◆ Task inputs:

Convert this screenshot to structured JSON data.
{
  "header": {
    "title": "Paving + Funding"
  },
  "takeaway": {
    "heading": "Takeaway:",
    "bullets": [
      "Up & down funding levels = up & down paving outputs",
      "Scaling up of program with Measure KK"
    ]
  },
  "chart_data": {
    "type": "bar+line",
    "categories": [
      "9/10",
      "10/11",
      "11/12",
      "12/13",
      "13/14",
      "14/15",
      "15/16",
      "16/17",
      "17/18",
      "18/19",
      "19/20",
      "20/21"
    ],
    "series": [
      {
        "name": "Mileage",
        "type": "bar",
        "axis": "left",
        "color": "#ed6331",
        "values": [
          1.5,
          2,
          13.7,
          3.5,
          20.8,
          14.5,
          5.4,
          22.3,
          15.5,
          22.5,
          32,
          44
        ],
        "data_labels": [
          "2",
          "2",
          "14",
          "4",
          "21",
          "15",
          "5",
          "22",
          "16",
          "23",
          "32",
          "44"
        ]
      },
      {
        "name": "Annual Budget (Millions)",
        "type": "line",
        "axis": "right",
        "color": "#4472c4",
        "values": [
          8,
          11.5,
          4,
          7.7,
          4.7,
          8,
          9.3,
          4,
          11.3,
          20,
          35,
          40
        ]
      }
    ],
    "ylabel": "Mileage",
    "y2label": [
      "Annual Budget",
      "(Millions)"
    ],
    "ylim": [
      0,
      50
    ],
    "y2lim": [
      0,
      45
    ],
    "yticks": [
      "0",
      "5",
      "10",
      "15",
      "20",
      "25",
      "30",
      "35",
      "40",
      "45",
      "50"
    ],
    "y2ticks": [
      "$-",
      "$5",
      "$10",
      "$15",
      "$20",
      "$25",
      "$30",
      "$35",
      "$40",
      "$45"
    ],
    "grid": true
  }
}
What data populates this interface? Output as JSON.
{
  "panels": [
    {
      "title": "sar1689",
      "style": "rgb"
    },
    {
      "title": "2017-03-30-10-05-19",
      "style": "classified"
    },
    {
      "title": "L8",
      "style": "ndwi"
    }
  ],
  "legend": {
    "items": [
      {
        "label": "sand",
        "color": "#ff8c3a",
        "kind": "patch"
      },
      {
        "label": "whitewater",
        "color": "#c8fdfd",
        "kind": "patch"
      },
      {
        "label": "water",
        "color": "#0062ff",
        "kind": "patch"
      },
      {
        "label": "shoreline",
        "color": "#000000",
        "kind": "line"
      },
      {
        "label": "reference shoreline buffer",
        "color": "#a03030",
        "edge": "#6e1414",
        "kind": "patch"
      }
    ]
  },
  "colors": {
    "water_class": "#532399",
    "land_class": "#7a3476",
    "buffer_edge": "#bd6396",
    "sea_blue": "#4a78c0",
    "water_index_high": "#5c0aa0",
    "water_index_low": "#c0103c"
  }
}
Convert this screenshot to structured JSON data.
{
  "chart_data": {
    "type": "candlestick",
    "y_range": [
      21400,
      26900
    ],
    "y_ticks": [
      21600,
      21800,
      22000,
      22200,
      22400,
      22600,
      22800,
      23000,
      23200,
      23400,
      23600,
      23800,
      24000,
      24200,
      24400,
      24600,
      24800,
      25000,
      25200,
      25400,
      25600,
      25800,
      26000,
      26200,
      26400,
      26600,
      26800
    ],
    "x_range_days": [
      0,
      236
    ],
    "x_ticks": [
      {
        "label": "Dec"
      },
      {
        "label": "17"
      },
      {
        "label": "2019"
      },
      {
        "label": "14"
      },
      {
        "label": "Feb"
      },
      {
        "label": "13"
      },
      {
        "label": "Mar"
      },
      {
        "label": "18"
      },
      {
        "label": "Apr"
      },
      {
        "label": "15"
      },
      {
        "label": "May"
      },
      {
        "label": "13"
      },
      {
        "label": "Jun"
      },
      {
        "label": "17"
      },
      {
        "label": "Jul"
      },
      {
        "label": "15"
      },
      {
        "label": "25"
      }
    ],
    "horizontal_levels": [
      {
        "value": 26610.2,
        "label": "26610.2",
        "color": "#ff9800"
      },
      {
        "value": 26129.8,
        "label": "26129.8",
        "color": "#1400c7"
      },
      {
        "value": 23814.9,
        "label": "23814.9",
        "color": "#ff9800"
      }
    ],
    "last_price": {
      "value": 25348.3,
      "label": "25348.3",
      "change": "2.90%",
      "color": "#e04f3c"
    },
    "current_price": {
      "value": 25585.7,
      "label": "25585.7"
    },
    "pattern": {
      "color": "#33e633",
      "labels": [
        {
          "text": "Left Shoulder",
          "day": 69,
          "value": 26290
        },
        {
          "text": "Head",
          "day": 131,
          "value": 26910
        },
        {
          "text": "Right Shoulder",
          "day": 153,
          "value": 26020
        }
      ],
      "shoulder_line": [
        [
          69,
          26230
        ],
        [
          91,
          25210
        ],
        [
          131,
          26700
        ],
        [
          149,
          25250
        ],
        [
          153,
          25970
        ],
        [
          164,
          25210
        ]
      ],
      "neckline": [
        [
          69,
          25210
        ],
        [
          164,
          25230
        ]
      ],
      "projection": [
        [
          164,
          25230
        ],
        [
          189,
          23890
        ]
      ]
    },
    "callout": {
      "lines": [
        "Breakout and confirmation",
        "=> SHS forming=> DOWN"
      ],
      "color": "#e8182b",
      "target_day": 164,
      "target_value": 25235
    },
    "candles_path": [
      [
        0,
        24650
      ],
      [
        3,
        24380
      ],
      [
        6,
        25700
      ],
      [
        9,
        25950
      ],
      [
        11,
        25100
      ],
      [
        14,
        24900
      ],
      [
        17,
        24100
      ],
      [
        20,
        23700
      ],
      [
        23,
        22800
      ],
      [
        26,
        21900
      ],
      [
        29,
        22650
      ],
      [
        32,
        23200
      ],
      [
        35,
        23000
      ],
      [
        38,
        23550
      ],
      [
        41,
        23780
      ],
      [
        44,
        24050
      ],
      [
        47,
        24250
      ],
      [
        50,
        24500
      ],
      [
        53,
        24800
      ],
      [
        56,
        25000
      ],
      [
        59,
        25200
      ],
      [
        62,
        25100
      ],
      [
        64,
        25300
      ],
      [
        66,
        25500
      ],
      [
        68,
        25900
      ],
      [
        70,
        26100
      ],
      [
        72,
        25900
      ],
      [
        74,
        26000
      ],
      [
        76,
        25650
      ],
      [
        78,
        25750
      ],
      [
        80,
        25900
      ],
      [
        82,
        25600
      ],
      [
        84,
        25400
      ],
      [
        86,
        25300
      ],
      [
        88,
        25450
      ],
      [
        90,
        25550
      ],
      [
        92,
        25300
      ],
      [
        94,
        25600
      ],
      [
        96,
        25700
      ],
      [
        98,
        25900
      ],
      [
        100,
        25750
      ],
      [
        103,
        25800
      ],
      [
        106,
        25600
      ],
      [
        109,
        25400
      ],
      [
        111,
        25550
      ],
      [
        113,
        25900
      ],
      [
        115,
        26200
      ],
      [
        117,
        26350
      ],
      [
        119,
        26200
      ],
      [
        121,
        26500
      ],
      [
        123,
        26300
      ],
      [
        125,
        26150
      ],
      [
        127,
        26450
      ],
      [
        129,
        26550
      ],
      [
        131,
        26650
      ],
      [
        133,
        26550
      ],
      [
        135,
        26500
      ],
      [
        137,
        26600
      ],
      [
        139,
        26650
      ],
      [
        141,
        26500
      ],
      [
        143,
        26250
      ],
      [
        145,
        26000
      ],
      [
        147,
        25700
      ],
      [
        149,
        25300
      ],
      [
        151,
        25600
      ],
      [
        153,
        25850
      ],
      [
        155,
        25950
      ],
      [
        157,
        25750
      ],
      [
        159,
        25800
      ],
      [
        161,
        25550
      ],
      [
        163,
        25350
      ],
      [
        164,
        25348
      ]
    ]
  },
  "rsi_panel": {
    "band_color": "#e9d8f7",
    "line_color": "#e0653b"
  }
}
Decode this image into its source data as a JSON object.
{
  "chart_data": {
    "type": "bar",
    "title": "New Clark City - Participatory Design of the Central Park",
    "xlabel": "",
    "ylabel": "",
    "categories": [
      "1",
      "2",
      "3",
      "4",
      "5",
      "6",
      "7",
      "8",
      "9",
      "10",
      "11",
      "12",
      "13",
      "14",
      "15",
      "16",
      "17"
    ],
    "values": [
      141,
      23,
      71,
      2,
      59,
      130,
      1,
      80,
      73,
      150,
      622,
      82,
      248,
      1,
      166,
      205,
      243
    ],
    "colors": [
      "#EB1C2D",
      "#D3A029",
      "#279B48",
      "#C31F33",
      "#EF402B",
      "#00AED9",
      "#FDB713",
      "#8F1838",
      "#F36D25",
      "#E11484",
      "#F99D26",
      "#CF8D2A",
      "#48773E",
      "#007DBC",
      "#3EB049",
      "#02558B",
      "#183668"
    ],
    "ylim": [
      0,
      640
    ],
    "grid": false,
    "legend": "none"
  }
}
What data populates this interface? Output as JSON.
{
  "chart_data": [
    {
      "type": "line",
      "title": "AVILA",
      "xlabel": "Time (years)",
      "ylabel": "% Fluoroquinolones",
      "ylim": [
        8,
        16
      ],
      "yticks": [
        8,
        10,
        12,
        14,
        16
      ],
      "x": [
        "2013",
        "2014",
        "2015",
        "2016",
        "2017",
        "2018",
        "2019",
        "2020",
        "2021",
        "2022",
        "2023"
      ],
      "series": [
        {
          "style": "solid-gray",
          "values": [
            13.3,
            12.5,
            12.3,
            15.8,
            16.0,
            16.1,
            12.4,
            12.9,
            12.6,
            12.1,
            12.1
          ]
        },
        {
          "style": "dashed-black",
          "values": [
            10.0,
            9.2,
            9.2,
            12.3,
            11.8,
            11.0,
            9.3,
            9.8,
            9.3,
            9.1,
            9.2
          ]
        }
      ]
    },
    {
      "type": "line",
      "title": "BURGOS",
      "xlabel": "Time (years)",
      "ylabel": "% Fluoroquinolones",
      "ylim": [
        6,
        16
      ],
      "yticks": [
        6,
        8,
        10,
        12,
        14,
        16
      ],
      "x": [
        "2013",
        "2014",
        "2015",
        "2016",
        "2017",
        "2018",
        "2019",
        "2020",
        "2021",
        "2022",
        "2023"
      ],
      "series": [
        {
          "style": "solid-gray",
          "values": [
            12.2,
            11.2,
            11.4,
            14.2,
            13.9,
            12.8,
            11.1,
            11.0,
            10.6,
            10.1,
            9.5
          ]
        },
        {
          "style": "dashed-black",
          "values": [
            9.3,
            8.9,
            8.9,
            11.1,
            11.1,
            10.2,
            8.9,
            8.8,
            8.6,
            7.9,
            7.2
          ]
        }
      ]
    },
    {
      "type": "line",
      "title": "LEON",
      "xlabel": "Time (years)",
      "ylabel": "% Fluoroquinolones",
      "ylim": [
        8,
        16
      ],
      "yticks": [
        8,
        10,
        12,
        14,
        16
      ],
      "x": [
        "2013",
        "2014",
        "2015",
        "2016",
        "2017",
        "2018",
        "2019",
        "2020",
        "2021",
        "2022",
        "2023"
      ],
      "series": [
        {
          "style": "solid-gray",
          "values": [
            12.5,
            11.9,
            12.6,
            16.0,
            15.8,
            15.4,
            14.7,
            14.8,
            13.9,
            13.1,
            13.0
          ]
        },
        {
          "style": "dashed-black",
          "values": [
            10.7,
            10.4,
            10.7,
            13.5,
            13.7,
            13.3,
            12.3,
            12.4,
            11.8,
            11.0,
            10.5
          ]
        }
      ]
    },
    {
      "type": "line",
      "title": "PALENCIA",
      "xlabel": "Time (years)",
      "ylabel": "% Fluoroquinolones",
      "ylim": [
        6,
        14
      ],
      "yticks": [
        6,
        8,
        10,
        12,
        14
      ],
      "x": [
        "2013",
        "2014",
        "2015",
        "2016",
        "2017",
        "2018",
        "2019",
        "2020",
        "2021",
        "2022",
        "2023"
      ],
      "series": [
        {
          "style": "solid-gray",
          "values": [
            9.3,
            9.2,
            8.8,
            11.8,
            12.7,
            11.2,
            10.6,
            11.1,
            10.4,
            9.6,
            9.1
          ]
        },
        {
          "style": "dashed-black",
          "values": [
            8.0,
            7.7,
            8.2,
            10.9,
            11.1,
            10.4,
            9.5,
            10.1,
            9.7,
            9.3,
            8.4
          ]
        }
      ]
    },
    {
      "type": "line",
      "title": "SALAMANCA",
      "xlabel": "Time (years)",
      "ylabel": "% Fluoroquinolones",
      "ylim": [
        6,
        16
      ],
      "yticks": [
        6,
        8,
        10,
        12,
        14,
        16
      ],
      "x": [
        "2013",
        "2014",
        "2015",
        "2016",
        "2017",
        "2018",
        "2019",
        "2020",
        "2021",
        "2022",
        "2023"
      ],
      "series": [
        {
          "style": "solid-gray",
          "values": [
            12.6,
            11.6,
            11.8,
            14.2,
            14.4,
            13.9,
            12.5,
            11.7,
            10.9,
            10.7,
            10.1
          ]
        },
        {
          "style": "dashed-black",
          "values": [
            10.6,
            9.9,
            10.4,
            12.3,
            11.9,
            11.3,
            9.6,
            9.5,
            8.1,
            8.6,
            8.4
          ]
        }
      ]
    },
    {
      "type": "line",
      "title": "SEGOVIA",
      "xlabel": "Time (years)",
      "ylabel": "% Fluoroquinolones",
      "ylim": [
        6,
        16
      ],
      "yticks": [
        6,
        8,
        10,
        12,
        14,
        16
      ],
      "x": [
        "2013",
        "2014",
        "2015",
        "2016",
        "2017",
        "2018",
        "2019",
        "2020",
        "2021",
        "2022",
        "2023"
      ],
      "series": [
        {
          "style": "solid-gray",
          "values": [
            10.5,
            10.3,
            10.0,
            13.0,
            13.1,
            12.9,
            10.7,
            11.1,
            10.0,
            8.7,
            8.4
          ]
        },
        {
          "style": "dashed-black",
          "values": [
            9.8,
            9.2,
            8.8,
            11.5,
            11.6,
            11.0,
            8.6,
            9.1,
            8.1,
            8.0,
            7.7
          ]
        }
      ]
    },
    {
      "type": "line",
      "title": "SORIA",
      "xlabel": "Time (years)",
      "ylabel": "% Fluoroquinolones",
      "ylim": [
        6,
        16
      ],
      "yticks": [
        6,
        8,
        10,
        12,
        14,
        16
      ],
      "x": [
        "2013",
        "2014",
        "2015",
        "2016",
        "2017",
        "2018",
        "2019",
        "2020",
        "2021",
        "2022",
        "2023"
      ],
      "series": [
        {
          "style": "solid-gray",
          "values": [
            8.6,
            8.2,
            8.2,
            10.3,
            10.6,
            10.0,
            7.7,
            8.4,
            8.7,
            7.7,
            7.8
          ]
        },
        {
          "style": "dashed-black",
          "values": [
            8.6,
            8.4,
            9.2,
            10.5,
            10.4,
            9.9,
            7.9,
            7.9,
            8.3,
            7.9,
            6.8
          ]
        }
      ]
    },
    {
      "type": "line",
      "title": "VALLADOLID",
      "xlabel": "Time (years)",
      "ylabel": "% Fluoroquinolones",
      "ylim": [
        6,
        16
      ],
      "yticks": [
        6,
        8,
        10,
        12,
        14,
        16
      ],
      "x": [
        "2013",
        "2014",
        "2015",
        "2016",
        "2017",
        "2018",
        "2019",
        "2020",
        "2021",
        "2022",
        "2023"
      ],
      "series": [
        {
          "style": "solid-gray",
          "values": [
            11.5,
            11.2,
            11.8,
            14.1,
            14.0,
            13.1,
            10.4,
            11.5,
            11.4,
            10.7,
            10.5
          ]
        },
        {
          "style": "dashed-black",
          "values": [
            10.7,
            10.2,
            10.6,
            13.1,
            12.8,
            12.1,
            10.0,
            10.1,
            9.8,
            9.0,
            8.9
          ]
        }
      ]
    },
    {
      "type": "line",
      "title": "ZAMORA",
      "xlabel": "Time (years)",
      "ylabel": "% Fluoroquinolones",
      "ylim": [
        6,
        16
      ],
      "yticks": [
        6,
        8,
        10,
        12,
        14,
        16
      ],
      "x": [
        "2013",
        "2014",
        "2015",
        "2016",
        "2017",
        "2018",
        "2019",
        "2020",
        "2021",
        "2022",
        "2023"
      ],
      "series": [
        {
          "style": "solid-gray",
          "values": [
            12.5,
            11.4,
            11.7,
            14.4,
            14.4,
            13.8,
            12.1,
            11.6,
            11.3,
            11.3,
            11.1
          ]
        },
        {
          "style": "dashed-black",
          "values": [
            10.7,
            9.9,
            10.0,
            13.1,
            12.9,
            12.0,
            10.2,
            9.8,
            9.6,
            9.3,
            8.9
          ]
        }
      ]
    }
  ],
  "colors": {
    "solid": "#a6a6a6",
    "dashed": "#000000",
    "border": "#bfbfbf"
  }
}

◆ What to work on: Collect the lines that hold "name".

◆ Finished answer:
        "name": "Mileage",
        "name": "Annual Budget (Millions)",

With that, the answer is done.